** Start **

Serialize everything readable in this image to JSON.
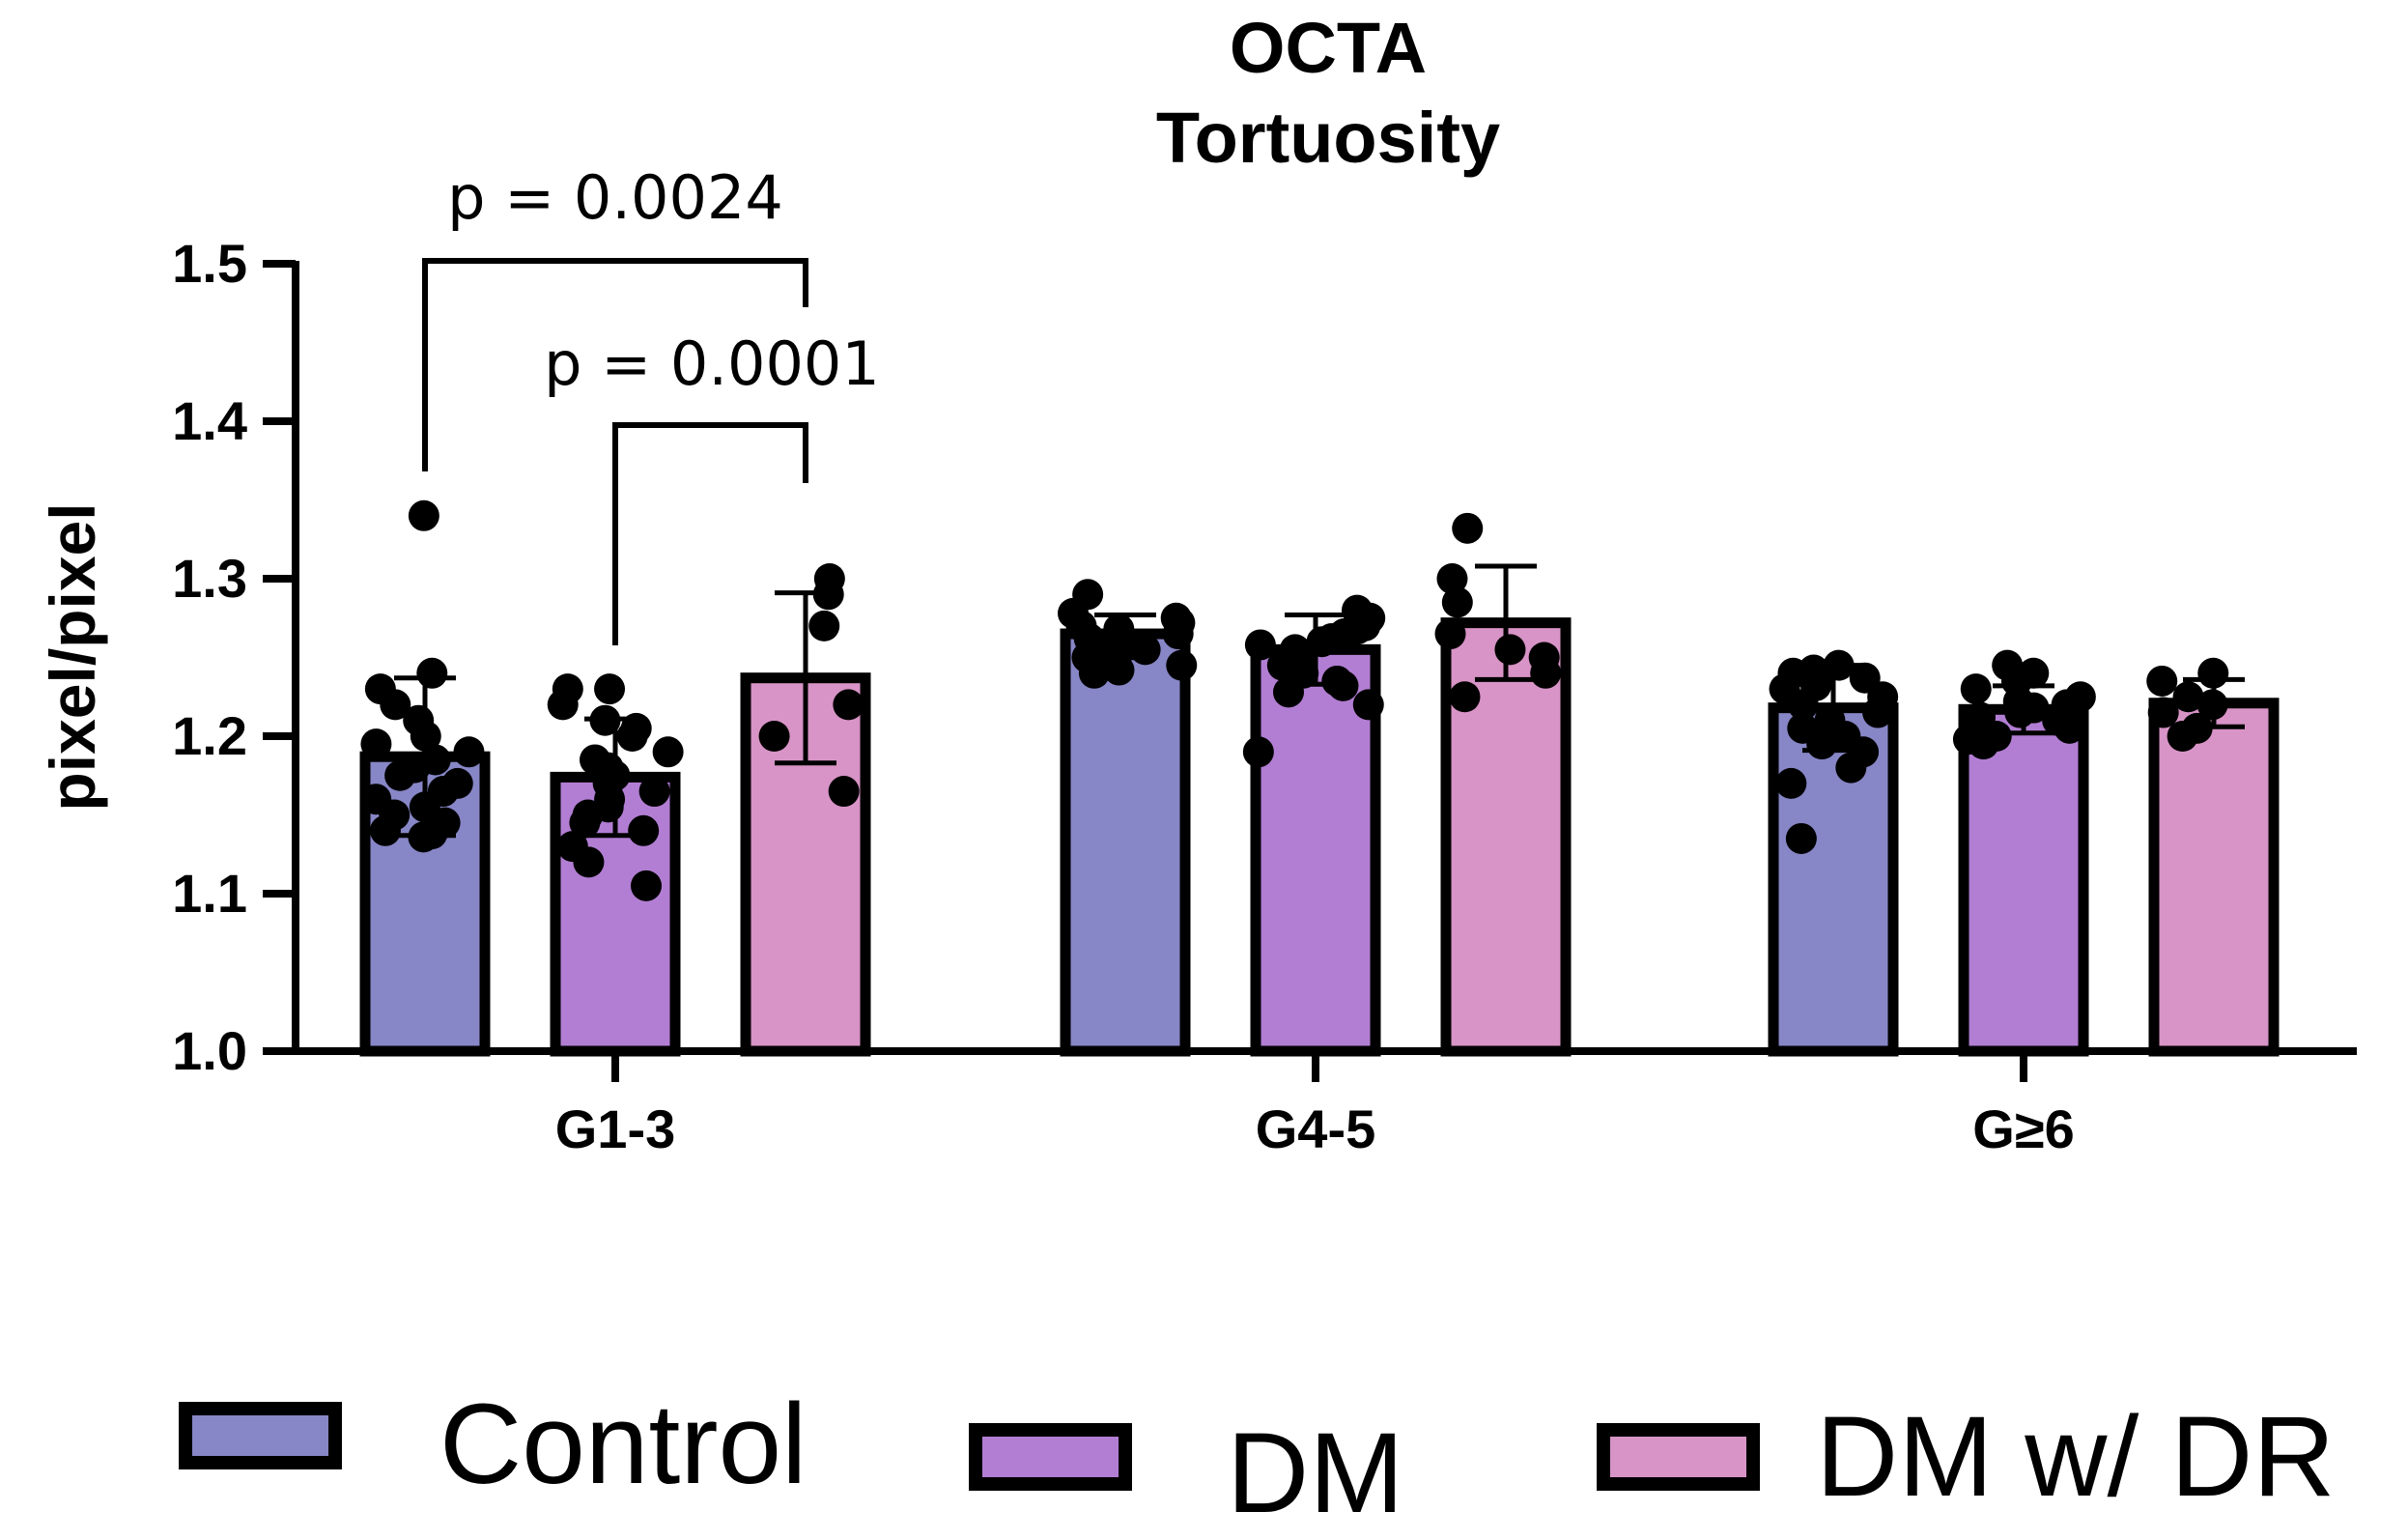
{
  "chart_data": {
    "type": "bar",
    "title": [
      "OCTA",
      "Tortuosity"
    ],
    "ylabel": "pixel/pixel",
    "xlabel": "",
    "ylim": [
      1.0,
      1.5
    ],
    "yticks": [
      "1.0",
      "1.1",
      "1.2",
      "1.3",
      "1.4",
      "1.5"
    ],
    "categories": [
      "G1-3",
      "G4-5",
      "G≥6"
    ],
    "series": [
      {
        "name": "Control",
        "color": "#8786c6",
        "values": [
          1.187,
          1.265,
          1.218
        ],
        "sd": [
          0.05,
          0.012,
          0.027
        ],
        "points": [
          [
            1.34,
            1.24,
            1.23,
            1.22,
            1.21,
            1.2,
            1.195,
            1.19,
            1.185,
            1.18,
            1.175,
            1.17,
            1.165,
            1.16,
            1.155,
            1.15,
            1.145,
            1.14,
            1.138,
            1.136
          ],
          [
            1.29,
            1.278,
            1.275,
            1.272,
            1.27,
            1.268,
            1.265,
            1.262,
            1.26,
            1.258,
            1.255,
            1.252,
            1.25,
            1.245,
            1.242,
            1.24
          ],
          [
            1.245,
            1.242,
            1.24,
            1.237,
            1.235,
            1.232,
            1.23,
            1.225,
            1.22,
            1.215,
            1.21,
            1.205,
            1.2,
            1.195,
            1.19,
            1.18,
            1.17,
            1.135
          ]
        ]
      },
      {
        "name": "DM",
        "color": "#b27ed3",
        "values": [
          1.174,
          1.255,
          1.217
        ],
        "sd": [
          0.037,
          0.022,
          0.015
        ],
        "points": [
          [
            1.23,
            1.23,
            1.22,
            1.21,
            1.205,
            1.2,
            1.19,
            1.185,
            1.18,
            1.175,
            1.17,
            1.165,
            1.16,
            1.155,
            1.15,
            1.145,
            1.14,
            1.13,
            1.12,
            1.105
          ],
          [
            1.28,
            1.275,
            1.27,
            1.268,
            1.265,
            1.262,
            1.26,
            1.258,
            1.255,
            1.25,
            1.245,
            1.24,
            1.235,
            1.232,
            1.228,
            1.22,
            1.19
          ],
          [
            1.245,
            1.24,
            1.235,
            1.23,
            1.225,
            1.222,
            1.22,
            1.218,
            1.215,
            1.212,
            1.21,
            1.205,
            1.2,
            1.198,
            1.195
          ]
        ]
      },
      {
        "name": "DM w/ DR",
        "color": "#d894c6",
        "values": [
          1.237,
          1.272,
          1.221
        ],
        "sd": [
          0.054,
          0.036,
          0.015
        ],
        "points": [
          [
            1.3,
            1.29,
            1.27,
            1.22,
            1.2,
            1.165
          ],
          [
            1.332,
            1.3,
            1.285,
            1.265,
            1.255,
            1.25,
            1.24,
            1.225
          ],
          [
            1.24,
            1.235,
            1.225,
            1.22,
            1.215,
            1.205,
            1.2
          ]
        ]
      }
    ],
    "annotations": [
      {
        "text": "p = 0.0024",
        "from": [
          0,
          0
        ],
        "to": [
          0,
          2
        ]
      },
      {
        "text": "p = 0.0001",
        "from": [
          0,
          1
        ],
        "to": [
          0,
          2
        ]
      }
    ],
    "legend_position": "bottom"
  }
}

** End **

**EXERCISE DESCRIPTION:**
Tell how many lines above contain the word "color". Give the number alone.

**EXPECTED ANSWER:**
3